**Exercise brief:**
Work out how many lines of the records contain "true". Answer with the number and nothing else.

Chart and figure data
──────────────────────────────

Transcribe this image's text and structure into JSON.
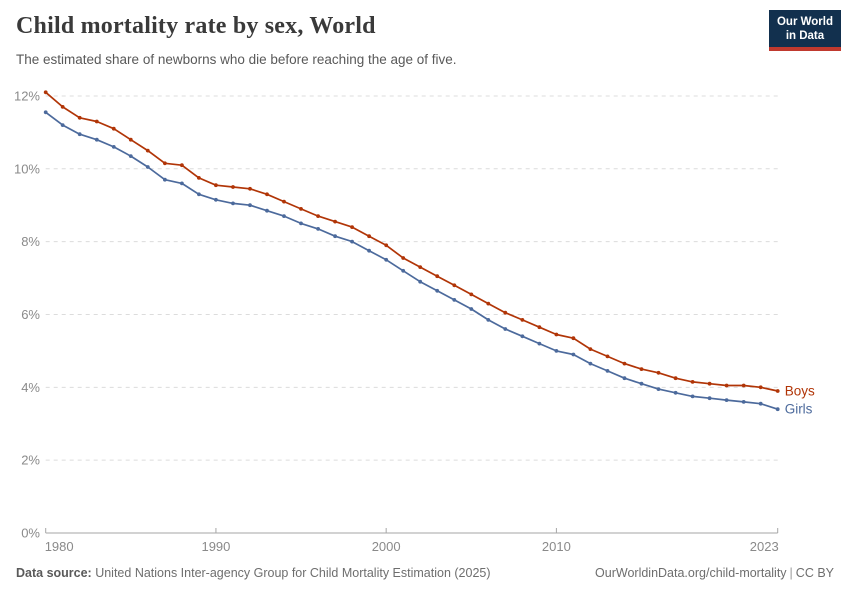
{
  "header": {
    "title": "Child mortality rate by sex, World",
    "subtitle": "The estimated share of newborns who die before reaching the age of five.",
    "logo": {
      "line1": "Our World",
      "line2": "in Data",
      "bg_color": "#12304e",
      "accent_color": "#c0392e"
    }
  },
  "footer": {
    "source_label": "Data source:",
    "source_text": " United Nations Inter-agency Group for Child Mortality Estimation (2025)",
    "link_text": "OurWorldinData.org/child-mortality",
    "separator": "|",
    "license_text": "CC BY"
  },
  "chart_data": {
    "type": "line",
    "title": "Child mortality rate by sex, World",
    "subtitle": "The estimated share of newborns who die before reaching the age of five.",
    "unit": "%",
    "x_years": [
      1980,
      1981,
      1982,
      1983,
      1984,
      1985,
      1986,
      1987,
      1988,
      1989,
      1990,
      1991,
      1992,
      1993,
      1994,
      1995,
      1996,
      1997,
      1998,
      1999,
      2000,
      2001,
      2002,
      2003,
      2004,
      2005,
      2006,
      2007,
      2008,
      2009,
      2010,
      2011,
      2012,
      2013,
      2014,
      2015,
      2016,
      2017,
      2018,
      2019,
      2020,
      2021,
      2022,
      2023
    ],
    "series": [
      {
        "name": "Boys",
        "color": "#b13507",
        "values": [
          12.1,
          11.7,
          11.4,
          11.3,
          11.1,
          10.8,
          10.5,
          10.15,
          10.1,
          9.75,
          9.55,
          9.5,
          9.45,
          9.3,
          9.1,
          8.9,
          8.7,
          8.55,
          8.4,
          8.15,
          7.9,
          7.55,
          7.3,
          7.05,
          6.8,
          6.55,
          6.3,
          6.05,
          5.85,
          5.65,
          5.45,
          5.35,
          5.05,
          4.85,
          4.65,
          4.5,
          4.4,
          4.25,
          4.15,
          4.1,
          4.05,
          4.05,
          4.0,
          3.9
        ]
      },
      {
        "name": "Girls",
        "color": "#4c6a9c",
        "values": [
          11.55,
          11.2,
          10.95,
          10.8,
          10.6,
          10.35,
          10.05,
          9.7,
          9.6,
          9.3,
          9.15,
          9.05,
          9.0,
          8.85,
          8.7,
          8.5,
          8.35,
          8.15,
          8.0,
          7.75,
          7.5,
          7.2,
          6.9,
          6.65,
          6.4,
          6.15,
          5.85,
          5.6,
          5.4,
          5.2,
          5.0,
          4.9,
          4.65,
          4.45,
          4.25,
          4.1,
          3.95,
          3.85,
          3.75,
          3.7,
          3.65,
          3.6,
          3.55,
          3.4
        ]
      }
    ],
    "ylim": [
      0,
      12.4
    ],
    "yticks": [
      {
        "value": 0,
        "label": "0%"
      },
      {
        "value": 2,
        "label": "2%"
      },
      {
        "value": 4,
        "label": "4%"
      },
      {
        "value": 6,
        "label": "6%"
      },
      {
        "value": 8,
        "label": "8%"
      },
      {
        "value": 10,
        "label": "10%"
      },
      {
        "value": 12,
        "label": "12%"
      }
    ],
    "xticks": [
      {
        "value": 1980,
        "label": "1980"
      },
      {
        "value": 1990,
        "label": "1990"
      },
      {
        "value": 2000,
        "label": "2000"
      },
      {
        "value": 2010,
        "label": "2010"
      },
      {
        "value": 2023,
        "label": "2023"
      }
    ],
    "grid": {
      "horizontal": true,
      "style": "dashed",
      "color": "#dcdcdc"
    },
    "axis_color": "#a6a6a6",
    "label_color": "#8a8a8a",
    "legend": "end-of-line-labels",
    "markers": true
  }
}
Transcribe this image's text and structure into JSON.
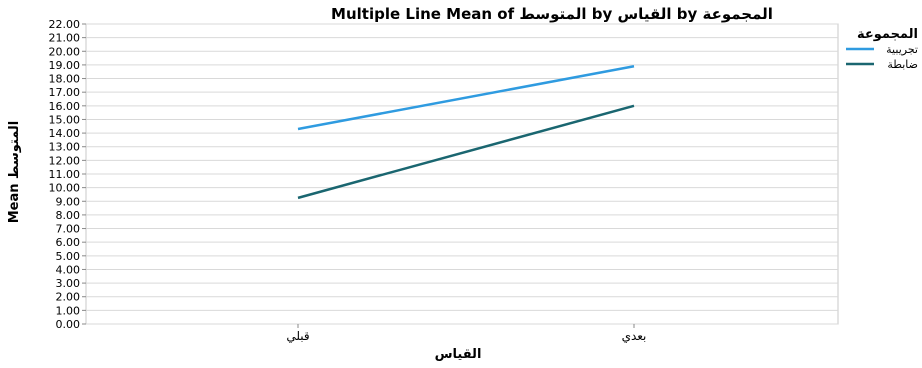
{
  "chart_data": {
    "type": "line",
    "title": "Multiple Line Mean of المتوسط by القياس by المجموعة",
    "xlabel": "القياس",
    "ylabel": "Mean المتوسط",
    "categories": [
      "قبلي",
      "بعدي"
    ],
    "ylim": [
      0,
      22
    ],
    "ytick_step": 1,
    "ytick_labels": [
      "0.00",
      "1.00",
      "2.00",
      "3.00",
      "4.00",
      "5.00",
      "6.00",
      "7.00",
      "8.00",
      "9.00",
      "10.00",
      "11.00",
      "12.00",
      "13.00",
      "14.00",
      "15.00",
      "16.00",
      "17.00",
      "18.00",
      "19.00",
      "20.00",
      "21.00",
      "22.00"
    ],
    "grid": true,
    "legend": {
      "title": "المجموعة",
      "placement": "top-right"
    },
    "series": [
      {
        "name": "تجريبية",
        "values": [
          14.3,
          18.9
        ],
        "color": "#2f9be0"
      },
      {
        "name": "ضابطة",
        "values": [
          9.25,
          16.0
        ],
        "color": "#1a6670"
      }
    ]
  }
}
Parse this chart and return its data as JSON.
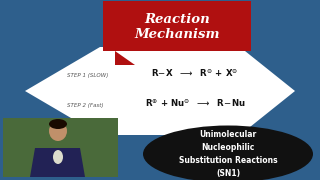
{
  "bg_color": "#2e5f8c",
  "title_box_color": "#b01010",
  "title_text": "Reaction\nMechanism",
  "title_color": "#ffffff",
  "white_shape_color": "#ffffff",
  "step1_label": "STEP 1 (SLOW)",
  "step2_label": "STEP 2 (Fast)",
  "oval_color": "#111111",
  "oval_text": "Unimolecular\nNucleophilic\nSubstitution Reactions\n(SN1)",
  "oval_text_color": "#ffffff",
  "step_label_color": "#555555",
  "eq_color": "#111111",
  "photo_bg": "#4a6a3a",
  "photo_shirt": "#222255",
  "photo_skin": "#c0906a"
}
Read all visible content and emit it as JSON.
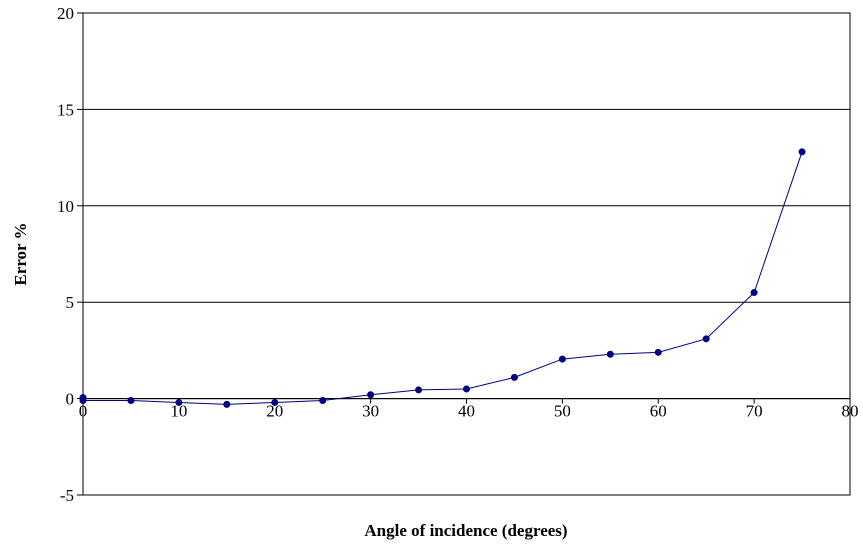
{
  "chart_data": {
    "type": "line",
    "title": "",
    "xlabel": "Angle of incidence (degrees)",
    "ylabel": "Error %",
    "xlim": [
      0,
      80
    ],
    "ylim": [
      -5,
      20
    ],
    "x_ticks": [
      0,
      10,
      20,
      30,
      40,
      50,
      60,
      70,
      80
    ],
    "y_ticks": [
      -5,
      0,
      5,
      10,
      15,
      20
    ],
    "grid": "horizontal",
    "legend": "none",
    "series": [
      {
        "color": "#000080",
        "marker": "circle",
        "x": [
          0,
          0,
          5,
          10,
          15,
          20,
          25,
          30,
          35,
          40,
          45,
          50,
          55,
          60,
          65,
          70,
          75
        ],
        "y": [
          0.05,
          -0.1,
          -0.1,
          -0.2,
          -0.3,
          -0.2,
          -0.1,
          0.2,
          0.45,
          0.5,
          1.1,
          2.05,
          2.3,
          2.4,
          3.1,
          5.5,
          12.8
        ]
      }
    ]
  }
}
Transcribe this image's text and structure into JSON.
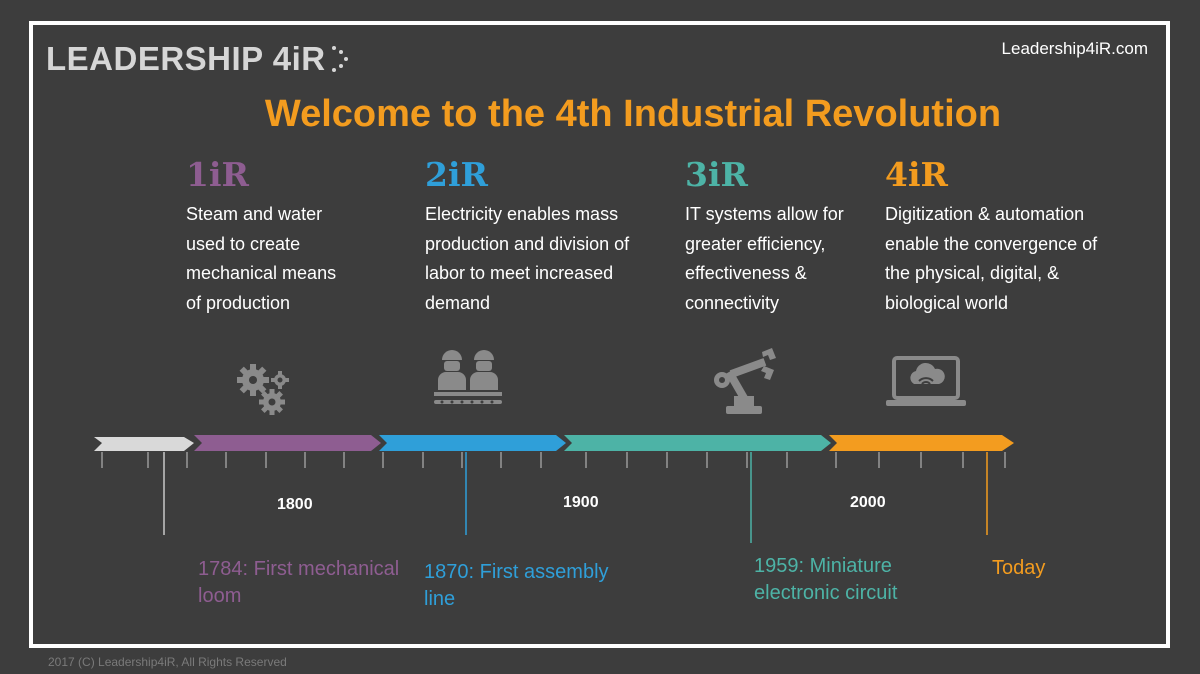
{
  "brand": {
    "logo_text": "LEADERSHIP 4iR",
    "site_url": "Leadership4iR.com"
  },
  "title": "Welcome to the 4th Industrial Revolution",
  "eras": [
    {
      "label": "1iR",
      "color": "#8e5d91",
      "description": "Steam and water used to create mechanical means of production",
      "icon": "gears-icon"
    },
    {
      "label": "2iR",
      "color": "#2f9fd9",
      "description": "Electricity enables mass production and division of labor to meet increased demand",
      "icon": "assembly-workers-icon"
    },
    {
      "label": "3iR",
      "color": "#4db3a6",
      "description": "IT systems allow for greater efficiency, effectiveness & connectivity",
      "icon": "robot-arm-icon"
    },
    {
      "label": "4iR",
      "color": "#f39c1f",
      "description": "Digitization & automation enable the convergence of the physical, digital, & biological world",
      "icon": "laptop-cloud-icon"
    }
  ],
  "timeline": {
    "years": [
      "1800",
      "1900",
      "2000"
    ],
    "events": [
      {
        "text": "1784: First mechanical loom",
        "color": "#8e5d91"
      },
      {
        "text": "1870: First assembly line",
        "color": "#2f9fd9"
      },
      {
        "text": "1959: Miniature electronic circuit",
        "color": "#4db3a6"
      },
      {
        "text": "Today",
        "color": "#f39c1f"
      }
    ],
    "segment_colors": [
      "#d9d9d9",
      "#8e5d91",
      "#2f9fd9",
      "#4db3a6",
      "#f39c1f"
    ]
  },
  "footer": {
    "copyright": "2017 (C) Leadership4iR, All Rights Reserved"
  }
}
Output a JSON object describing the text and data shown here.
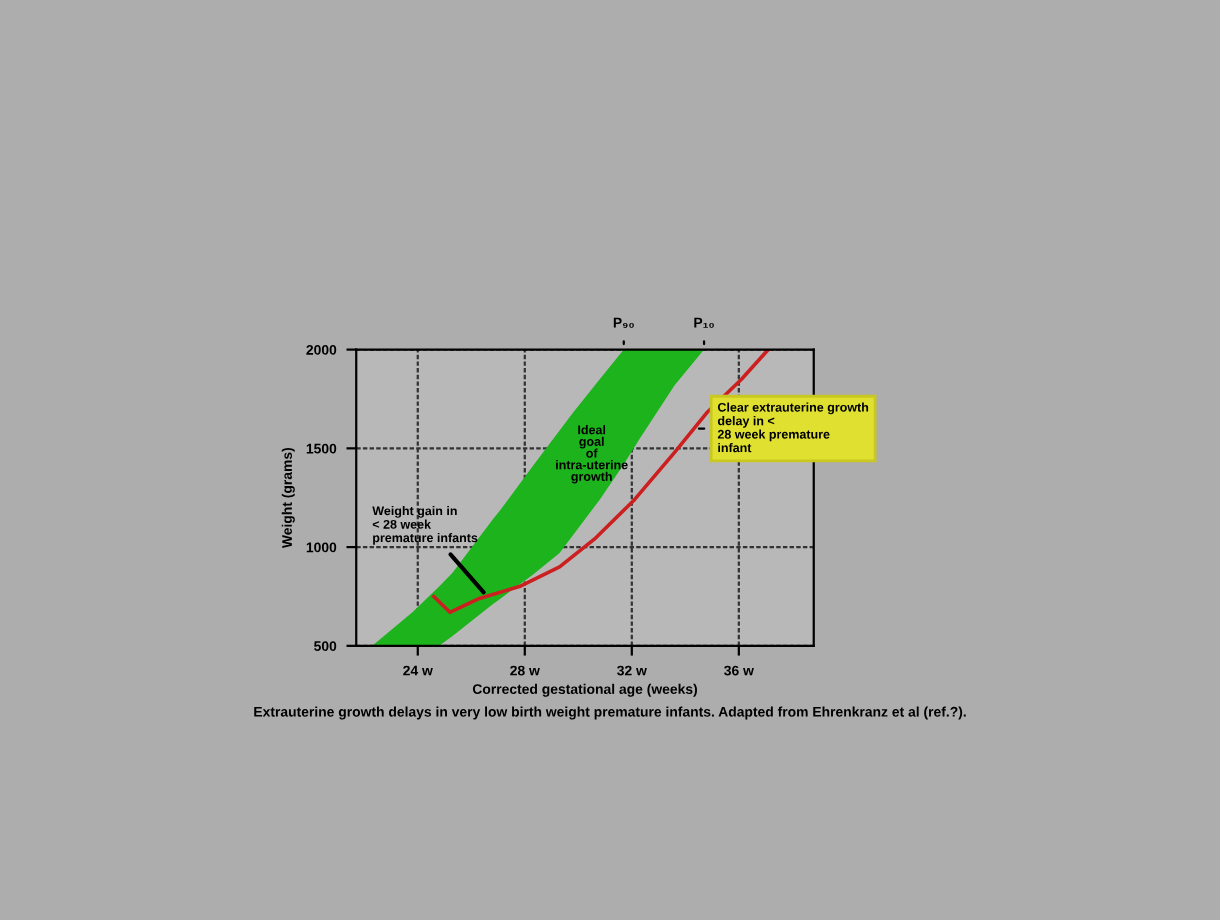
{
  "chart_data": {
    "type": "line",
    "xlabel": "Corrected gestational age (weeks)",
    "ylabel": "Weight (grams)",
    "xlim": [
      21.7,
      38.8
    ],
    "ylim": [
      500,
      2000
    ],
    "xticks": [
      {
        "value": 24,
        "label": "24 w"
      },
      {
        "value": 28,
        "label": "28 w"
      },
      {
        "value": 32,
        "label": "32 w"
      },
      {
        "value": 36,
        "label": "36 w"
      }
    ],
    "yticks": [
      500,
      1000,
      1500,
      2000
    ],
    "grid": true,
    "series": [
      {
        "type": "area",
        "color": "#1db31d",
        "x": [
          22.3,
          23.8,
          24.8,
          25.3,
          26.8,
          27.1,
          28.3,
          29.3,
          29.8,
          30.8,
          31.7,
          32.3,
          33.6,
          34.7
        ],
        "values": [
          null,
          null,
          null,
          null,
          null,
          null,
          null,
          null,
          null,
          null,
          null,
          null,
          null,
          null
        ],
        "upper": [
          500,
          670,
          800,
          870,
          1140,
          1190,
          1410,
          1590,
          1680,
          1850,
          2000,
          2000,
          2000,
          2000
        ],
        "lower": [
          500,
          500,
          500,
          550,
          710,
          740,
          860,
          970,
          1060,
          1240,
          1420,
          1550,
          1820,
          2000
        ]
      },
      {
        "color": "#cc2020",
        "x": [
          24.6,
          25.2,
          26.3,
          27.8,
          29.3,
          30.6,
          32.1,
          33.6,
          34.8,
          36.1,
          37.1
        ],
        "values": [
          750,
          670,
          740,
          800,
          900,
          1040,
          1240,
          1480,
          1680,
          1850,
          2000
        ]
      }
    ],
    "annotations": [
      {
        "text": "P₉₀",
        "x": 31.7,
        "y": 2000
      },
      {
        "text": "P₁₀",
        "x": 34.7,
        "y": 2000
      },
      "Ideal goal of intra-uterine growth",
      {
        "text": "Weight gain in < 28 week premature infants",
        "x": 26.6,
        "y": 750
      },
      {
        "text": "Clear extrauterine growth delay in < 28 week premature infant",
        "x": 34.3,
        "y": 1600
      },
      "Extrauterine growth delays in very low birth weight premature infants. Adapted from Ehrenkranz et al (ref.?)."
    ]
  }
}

──────────────────────────────

**Correct answer:**
4